» OBJECTIVE: Retype the lines of the material from the one containing "List UI elements" through the one containing "134, 813, 158]", inclusive, and nothing else.

» AVAILABLE DATA:
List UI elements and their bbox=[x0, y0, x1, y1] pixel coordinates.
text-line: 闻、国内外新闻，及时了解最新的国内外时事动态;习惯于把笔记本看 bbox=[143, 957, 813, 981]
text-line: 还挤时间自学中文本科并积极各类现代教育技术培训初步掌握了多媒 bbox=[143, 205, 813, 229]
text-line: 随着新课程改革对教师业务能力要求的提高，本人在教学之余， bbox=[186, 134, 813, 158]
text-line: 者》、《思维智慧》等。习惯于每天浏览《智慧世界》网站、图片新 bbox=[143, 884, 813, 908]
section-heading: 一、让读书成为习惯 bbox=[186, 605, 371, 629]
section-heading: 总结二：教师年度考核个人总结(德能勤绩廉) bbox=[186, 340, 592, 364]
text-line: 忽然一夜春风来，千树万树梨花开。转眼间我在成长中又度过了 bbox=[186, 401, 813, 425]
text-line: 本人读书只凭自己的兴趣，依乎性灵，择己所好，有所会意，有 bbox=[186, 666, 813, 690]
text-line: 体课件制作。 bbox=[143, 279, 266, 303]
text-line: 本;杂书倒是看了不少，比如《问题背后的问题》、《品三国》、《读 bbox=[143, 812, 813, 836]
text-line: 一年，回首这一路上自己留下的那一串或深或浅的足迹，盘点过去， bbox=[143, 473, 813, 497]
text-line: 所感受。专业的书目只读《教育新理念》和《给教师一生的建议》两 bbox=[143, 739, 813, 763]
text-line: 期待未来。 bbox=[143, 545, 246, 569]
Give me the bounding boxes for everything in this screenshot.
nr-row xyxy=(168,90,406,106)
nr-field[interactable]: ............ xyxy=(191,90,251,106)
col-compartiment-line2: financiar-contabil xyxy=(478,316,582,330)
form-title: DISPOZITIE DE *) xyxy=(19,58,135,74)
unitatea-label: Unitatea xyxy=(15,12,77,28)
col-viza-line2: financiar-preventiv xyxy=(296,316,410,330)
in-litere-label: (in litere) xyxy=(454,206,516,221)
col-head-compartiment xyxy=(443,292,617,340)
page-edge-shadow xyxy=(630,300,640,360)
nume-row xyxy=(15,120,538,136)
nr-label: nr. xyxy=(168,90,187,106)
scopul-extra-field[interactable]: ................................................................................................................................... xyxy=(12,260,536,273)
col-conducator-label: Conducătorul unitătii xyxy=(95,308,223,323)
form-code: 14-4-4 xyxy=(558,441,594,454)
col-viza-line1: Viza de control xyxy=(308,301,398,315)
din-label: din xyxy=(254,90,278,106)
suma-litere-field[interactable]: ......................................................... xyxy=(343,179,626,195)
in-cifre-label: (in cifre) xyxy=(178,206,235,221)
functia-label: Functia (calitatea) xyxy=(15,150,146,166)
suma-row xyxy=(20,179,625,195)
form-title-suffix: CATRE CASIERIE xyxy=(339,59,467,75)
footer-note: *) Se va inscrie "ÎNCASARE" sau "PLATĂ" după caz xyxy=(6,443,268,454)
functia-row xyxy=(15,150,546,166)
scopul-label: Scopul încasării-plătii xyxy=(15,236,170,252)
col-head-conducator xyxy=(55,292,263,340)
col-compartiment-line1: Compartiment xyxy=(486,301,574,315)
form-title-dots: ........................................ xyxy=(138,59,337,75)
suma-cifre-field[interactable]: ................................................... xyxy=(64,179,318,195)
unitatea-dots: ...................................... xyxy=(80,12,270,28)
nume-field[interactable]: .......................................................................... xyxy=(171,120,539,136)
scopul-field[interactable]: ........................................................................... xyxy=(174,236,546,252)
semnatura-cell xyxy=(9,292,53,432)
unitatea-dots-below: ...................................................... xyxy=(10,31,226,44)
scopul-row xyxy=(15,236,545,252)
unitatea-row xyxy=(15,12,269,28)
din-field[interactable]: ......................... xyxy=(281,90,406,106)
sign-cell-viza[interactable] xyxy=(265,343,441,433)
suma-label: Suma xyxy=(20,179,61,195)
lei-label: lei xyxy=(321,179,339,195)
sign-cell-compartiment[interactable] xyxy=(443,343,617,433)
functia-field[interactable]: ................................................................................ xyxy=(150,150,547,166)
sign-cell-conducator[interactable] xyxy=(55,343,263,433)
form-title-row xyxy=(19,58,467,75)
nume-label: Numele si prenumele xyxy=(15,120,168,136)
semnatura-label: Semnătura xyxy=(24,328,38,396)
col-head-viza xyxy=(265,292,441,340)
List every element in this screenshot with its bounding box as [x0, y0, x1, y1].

---

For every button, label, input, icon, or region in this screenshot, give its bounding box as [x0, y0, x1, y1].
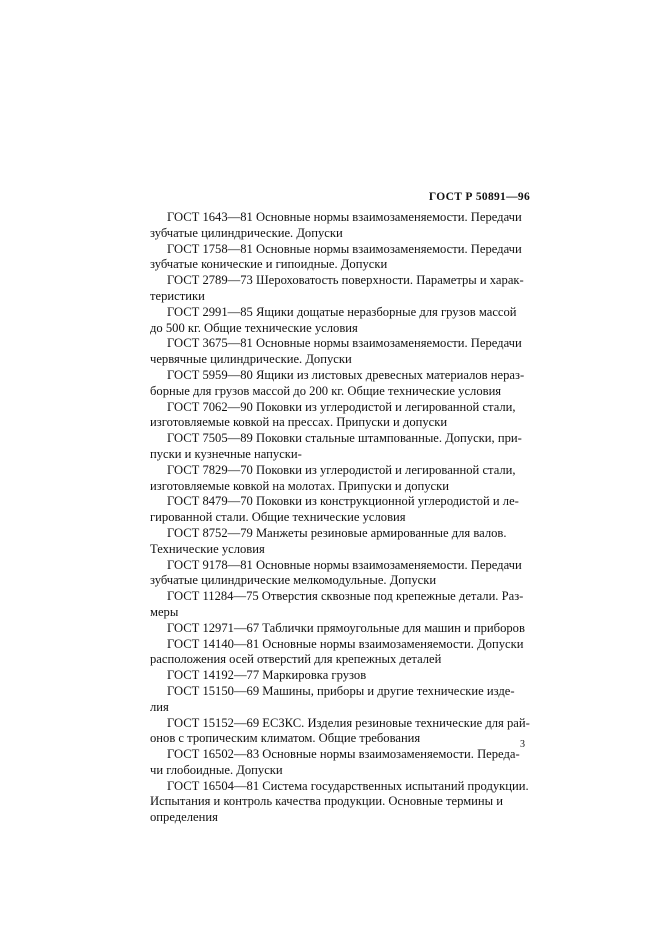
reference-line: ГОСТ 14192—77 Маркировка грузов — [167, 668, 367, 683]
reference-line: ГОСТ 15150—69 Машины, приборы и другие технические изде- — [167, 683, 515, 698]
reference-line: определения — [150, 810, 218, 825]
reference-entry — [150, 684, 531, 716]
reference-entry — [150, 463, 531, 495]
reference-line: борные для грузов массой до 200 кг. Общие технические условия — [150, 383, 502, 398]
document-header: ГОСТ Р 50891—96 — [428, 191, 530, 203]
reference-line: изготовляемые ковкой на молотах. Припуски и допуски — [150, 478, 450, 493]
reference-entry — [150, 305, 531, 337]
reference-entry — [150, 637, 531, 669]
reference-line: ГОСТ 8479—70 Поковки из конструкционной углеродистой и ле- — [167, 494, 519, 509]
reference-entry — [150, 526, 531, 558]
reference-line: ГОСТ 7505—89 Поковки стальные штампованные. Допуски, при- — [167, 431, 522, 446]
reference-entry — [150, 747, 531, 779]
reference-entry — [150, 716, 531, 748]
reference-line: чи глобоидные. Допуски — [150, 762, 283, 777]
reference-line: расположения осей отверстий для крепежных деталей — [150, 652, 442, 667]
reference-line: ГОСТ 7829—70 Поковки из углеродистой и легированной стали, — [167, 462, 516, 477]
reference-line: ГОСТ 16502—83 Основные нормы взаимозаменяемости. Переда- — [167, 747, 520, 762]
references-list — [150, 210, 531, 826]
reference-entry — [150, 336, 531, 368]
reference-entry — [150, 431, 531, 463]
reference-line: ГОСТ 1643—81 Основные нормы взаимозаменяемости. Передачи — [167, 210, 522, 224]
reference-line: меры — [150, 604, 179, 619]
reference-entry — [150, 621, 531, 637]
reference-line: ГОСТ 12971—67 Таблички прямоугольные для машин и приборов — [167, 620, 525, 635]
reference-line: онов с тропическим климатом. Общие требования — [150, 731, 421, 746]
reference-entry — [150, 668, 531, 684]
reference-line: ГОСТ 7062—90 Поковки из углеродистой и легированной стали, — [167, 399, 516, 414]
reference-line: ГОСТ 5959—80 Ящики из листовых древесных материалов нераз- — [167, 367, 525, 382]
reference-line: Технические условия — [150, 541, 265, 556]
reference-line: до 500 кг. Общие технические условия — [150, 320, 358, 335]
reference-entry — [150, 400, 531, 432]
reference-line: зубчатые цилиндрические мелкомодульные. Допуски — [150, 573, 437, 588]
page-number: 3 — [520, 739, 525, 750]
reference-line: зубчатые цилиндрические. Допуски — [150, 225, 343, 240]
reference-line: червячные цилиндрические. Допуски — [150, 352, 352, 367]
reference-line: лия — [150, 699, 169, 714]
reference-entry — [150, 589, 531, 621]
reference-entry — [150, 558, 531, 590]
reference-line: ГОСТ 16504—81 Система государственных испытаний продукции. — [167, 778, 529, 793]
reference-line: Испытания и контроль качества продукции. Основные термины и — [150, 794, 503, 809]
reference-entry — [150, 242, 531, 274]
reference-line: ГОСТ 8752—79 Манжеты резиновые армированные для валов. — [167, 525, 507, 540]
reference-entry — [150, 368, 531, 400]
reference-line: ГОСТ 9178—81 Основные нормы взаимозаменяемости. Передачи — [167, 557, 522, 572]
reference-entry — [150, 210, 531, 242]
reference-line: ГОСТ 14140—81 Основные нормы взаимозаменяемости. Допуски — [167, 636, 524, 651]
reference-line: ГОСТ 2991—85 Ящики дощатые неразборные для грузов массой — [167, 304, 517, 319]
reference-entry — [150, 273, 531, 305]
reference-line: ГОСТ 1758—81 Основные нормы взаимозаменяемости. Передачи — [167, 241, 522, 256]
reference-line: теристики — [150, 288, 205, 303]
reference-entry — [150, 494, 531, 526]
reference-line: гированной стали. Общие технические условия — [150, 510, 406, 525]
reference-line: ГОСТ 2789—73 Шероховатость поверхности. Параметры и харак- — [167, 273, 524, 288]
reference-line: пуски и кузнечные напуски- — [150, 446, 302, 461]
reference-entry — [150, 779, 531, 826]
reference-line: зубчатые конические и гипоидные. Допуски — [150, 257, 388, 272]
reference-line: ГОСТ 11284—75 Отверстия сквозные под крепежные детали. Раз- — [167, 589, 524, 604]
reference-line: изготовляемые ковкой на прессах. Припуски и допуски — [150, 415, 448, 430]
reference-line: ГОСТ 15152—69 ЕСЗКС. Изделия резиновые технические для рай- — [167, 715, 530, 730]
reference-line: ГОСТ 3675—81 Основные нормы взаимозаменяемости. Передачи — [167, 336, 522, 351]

» REPLY:
List UI elements and their bbox=[x0, y0, x1, y1] pixel coordinates.
text-line: 闻、国内外新闻，及时了解最新的国内外时事动态;习惯于把笔记本看 bbox=[143, 957, 813, 981]
text-line: 还挤时间自学中文本科并积极各类现代教育技术培训初步掌握了多媒 bbox=[143, 205, 813, 229]
text-line: 随着新课程改革对教师业务能力要求的提高，本人在教学之余， bbox=[186, 134, 813, 158]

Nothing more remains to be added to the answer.